DATA SHOWN:
____
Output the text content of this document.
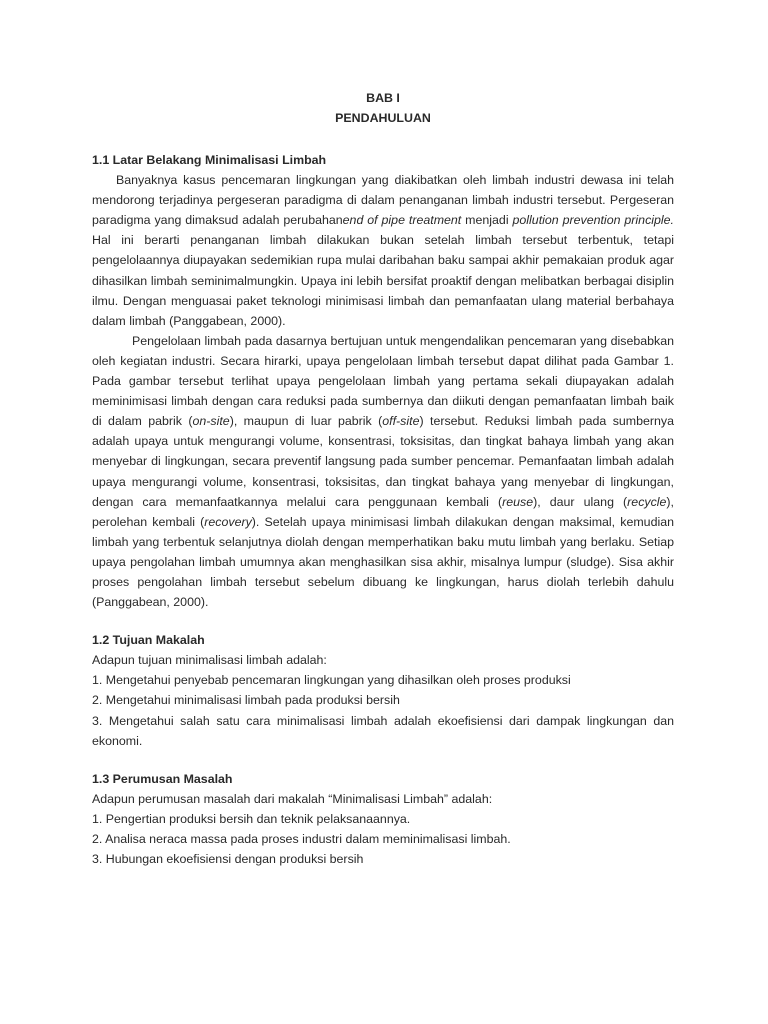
BAB I
PENDAHULUAN
1.1 Latar Belakang Minimalisasi Limbah

Banyaknya kasus pencemaran lingkungan yang diakibatkan oleh limbah industri dewasa ini telah mendorong terjadinya pergeseran paradigma di dalam penanganan limbah industri tersebut. Pergeseran paradigma yang dimaksud adalah perubahanend of pipe treatment menjadi pollution prevention principle. Hal ini berarti penanganan limbah dilakukan bukan setelah limbah tersebut terbentuk, tetapi pengelolaannya diupayakan sedemikian rupa mulai daribahan baku sampai akhir pemakaian produk agar dihasilkan limbah seminimalmungkin. Upaya ini lebih bersifat proaktif dengan melibatkan berbagai disiplin ilmu. Dengan menguasai paket teknologi minimisasi limbah dan pemanfaatan ulang material berbahaya dalam limbah (Panggabean, 2000).

Pengelolaan limbah pada dasarnya bertujuan untuk mengendalikan pencemaran yang disebabkan oleh kegiatan industri. Secara hirarki, upaya pengelolaan limbah tersebut dapat dilihat pada Gambar 1. Pada gambar tersebut terlihat upaya pengelolaan limbah yang pertama sekali diupayakan adalah meminimisasi limbah dengan cara reduksi pada sumbernya dan diikuti dengan pemanfaatan limbah baik di dalam pabrik (on-site), maupun di luar pabrik (off-site) tersebut. Reduksi limbah pada sumbernya adalah upaya untuk mengurangi volume, konsentrasi, toksisitas, dan tingkat bahaya limbah yang akan menyebar di lingkungan, secara preventif langsung pada sumber pencemar. Pemanfaatan limbah adalah upaya mengurangi volume, konsentrasi, toksisitas, dan tingkat bahaya yang menyebar di lingkungan, dengan cara memanfaatkannya melalui cara penggunaan kembali (reuse), daur ulang (recycle), perolehan kembali (recovery). Setelah upaya minimisasi limbah dilakukan dengan maksimal, kemudian limbah yang terbentuk selanjutnya diolah dengan memperhatikan baku mutu limbah yang berlaku. Setiap upaya pengolahan limbah umumnya akan menghasilkan sisa akhir, misalnya lumpur (sludge). Sisa akhir proses pengolahan limbah tersebut sebelum dibuang ke lingkungan, harus diolah terlebih dahulu (Panggabean, 2000).

1.2 Tujuan Makalah
Adapun tujuan minimalisasi limbah adalah:
1. Mengetahui penyebab pencemaran lingkungan yang dihasilkan oleh proses produksi
2. Mengetahui minimalisasi limbah pada produksi bersih
3. Mengetahui salah satu cara minimalisasi limbah adalah ekoefisiensi dari dampak lingkungan dan ekonomi.
1.3 Perumusan Masalah
Adapun perumusan masalah dari makalah “Minimalisasi Limbah” adalah:
1. Pengertian produksi bersih dan teknik pelaksanaannya.
2. Analisa neraca massa pada proses industri dalam meminimalisasi limbah.
3. Hubungan ekoefisiensi dengan produksi bersih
____
TASK INSTRUCTIONS:
Skip the pictures, then retype every line above exactly.

FINAL RESULT:
Output the text content of this document.
BAB I
PENDAHULUAN
1.1 Latar Belakang Minimalisasi Limbah

Banyaknya kasus pencemaran lingkungan yang diakibatkan oleh limbah industri dewasa ini telah mendorong terjadinya pergeseran paradigma di dalam penanganan limbah industri tersebut. Pergeseran paradigma yang dimaksud adalah perubahanend of pipe treatment menjadi pollution prevention principle. Hal ini berarti penanganan limbah dilakukan bukan setelah limbah tersebut terbentuk, tetapi pengelolaannya diupayakan sedemikian rupa mulai daribahan baku sampai akhir pemakaian produk agar dihasilkan limbah seminimalmungkin. Upaya ini lebih bersifat proaktif dengan melibatkan berbagai disiplin ilmu. Dengan menguasai paket teknologi minimisasi limbah dan pemanfaatan ulang material berbahaya dalam limbah (Panggabean, 2000).

Pengelolaan limbah pada dasarnya bertujuan untuk mengendalikan pencemaran yang disebabkan oleh kegiatan industri. Secara hirarki, upaya pengelolaan limbah tersebut dapat dilihat pada Gambar 1. Pada gambar tersebut terlihat upaya pengelolaan limbah yang pertama sekali diupayakan adalah meminimisasi limbah dengan cara reduksi pada sumbernya dan diikuti dengan pemanfaatan limbah baik di dalam pabrik (on-site), maupun di luar pabrik (off-site) tersebut. Reduksi limbah pada sumbernya adalah upaya untuk mengurangi volume, konsentrasi, toksisitas, dan tingkat bahaya limbah yang akan menyebar di lingkungan, secara preventif langsung pada sumber pencemar. Pemanfaatan limbah adalah upaya mengurangi volume, konsentrasi, toksisitas, dan tingkat bahaya yang menyebar di lingkungan, dengan cara memanfaatkannya melalui cara penggunaan kembali (reuse), daur ulang (recycle), perolehan kembali (recovery). Setelah upaya minimisasi limbah dilakukan dengan maksimal, kemudian limbah yang terbentuk selanjutnya diolah dengan memperhatikan baku mutu limbah yang berlaku. Setiap upaya pengolahan limbah umumnya akan menghasilkan sisa akhir, misalnya lumpur (sludge). Sisa akhir proses pengolahan limbah tersebut sebelum dibuang ke lingkungan, harus diolah terlebih dahulu (Panggabean, 2000).

1.2 Tujuan Makalah
Adapun tujuan minimalisasi limbah adalah:
1. Mengetahui penyebab pencemaran lingkungan yang dihasilkan oleh proses produksi
2. Mengetahui minimalisasi limbah pada produksi bersih
3. Mengetahui salah satu cara minimalisasi limbah adalah ekoefisiensi dari dampak lingkungan dan ekonomi.
1.3 Perumusan Masalah
Adapun perumusan masalah dari makalah “Minimalisasi Limbah” adalah:
1. Pengertian produksi bersih dan teknik pelaksanaannya.
2. Analisa neraca massa pada proses industri dalam meminimalisasi limbah.
3. Hubungan ekoefisiensi dengan produksi bersih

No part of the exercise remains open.